** TASK GOAL **
Determine the number of lines in the listing below where the string "Александра" occurs; answer with the number alone.

(Raw records)
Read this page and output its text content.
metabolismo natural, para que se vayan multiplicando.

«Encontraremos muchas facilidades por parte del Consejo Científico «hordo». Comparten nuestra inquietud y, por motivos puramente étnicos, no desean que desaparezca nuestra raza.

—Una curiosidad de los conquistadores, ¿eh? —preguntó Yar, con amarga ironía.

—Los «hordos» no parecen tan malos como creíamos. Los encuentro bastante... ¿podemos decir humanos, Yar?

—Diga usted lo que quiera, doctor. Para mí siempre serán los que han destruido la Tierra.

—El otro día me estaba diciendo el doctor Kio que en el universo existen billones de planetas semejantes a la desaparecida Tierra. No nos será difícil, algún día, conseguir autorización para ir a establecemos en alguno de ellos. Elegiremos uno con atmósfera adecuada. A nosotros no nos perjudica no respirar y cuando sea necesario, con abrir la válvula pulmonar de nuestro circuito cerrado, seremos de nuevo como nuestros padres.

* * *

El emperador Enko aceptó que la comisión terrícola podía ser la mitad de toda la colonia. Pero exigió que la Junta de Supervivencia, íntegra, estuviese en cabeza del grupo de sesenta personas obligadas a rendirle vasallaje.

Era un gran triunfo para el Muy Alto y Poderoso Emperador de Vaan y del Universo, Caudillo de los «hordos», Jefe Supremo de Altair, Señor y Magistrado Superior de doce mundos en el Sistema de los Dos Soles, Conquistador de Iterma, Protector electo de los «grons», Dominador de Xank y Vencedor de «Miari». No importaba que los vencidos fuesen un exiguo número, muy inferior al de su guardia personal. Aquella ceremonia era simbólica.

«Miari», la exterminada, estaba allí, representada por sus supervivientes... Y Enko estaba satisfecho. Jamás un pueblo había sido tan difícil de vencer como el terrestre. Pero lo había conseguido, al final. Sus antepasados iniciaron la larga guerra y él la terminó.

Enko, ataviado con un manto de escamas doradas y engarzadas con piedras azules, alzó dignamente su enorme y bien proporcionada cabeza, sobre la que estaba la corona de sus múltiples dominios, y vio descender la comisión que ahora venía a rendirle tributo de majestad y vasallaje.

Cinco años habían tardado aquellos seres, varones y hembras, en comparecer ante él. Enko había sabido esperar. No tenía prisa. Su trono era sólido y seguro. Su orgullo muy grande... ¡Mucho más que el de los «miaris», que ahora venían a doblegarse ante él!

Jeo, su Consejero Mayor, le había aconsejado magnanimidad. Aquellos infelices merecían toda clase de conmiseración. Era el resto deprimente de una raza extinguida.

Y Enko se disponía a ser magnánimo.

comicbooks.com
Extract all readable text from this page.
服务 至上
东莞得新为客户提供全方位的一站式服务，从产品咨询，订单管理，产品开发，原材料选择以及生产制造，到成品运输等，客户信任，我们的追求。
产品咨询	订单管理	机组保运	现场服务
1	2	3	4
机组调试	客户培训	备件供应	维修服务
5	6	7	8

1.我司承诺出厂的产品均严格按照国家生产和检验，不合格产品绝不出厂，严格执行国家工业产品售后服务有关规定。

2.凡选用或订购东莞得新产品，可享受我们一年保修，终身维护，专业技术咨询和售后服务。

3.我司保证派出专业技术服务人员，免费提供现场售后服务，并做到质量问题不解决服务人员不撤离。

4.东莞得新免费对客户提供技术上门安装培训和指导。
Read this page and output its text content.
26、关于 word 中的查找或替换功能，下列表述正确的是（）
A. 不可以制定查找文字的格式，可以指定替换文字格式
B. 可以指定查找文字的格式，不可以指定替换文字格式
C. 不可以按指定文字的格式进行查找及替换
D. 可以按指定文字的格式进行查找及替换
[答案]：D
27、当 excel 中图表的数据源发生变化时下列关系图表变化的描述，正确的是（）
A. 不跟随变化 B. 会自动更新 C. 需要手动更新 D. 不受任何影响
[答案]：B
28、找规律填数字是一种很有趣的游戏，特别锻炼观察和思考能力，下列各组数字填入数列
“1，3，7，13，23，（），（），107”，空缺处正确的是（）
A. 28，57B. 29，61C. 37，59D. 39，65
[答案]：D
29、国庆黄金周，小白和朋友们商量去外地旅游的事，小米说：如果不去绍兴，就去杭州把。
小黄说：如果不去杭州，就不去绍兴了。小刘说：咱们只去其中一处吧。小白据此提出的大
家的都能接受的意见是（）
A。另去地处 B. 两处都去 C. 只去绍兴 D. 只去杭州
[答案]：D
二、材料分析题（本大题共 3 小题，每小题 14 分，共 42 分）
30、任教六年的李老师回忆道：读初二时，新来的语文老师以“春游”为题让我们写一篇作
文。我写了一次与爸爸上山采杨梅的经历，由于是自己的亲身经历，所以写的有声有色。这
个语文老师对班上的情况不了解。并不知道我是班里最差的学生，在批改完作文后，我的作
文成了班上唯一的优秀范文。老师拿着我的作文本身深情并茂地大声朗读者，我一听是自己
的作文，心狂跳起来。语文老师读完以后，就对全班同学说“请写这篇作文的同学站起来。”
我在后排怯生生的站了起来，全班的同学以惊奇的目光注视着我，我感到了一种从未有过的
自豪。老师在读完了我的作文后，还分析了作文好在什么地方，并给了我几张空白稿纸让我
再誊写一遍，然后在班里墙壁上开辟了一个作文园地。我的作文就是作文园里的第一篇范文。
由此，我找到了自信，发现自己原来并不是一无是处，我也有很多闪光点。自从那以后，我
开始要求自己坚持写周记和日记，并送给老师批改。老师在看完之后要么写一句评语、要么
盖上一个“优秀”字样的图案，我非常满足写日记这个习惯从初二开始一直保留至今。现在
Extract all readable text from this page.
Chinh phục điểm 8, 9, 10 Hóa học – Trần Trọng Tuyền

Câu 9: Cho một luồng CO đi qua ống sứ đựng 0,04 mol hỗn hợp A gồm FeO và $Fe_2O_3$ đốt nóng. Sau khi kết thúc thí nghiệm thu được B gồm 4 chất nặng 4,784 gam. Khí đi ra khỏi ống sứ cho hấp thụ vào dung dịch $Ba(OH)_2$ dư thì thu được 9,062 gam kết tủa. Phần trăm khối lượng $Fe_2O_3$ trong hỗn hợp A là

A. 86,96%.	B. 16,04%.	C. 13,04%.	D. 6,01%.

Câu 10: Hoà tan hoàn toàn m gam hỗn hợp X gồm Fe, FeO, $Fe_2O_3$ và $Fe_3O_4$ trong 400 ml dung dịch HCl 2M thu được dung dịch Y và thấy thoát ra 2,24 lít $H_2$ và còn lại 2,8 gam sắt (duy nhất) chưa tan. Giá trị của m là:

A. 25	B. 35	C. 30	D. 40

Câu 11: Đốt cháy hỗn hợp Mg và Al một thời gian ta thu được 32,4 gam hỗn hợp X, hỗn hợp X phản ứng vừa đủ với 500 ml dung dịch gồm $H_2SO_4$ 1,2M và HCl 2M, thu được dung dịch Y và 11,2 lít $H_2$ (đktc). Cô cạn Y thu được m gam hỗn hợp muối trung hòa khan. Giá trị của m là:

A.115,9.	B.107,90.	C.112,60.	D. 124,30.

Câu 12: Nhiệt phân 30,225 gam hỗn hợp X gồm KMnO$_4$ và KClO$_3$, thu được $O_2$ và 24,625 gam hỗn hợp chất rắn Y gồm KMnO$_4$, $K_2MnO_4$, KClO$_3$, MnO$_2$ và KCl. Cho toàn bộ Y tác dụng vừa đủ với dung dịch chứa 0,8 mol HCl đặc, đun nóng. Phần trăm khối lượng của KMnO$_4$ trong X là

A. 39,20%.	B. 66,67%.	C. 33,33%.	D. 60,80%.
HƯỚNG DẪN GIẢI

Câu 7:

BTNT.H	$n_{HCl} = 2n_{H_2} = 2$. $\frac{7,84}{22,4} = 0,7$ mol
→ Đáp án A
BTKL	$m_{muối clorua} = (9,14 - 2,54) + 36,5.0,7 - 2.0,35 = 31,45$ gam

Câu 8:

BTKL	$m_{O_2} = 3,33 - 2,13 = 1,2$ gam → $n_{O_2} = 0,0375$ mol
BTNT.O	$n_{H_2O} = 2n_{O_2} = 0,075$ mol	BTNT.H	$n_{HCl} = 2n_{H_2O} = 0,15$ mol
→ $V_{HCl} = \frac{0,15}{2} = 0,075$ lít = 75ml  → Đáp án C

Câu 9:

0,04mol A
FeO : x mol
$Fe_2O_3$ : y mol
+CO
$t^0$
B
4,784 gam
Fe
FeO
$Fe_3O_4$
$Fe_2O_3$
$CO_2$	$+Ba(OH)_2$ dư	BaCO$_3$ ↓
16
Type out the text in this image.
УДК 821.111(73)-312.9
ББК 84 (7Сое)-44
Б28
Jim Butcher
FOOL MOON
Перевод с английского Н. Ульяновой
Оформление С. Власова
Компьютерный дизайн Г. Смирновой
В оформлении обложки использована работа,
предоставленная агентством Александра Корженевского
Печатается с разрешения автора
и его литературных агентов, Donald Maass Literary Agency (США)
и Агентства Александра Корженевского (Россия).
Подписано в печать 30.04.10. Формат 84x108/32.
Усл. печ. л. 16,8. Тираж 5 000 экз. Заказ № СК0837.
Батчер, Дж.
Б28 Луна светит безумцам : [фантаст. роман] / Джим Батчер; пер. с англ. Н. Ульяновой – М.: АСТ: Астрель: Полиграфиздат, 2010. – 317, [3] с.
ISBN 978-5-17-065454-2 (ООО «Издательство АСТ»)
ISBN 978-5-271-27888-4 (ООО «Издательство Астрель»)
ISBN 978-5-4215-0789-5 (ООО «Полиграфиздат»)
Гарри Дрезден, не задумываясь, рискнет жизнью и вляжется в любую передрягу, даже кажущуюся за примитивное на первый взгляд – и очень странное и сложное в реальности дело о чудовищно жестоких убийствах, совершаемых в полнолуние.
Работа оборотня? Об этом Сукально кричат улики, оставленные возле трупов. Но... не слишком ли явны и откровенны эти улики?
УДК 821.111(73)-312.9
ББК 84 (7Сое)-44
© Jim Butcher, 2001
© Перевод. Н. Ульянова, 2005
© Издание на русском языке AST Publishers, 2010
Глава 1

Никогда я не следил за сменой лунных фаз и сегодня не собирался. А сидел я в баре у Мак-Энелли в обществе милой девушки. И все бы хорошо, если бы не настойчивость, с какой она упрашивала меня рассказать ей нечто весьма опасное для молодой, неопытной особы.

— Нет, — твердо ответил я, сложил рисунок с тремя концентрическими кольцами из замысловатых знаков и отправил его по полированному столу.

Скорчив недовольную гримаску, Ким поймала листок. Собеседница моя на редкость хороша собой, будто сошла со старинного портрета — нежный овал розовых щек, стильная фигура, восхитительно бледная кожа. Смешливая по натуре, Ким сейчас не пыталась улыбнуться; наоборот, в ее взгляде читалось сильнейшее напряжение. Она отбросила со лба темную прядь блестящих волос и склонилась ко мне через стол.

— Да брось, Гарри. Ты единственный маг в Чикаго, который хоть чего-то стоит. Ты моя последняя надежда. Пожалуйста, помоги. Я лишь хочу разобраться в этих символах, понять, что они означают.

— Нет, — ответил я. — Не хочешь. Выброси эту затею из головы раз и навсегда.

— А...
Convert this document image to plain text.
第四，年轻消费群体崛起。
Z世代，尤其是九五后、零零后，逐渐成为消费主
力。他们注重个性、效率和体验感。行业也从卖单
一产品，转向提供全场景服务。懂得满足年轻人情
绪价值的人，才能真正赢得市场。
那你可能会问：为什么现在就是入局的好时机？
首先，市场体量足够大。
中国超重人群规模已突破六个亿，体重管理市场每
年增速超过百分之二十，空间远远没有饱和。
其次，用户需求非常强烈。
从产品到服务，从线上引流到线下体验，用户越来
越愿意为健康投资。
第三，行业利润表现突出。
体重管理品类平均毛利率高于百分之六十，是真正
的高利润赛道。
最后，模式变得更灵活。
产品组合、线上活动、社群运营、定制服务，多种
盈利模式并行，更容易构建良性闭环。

** OUTPUT **
2